>>>

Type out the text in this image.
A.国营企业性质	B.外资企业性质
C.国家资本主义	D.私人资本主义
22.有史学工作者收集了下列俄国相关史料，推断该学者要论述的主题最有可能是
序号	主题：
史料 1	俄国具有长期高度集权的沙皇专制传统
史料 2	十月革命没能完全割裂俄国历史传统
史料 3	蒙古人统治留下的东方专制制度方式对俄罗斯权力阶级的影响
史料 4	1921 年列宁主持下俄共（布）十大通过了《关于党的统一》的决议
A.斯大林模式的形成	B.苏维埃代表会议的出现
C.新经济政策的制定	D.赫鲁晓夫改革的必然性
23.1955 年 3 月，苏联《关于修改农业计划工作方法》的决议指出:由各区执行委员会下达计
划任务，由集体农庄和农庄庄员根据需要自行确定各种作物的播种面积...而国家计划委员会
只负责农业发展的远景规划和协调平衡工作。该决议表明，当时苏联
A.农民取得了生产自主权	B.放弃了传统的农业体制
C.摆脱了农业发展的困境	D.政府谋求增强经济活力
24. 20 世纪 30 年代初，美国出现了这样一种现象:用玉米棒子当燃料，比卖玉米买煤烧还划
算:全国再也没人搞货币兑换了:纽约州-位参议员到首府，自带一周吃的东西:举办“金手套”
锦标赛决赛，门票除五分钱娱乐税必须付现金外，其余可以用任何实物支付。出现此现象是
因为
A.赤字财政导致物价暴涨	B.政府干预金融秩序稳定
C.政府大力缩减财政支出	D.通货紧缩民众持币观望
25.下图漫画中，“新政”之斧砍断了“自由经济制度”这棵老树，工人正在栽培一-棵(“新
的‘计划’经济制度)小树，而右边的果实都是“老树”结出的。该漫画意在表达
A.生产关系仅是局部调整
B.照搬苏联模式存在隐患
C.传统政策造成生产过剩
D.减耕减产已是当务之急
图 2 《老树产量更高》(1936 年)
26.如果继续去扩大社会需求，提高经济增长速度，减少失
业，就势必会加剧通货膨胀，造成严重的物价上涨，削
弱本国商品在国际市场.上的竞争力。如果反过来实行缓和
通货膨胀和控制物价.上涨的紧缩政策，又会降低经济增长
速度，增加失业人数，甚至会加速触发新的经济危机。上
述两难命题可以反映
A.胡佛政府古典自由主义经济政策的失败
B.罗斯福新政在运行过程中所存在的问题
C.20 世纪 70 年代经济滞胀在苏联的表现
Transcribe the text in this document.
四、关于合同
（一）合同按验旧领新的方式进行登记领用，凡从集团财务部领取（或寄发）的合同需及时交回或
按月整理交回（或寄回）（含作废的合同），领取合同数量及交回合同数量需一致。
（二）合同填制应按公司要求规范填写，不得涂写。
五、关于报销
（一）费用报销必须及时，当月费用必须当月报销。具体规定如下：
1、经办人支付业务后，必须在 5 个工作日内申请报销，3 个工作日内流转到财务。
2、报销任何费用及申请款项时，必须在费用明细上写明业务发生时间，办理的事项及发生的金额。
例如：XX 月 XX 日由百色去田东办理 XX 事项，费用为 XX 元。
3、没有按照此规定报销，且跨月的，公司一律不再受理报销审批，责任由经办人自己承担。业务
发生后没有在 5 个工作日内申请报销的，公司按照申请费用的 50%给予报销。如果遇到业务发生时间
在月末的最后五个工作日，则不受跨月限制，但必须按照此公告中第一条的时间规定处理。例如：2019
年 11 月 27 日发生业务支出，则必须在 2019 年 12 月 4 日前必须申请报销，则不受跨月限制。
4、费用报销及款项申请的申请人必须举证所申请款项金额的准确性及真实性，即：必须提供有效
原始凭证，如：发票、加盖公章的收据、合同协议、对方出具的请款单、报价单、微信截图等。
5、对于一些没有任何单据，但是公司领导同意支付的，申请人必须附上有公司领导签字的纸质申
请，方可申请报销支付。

<<<

REQUIRED TASK — Which lines hold the word "text"? Copy all of them.

REPLY TO THE TASK —
Type out the text in this image.
Transcribe the text in this document.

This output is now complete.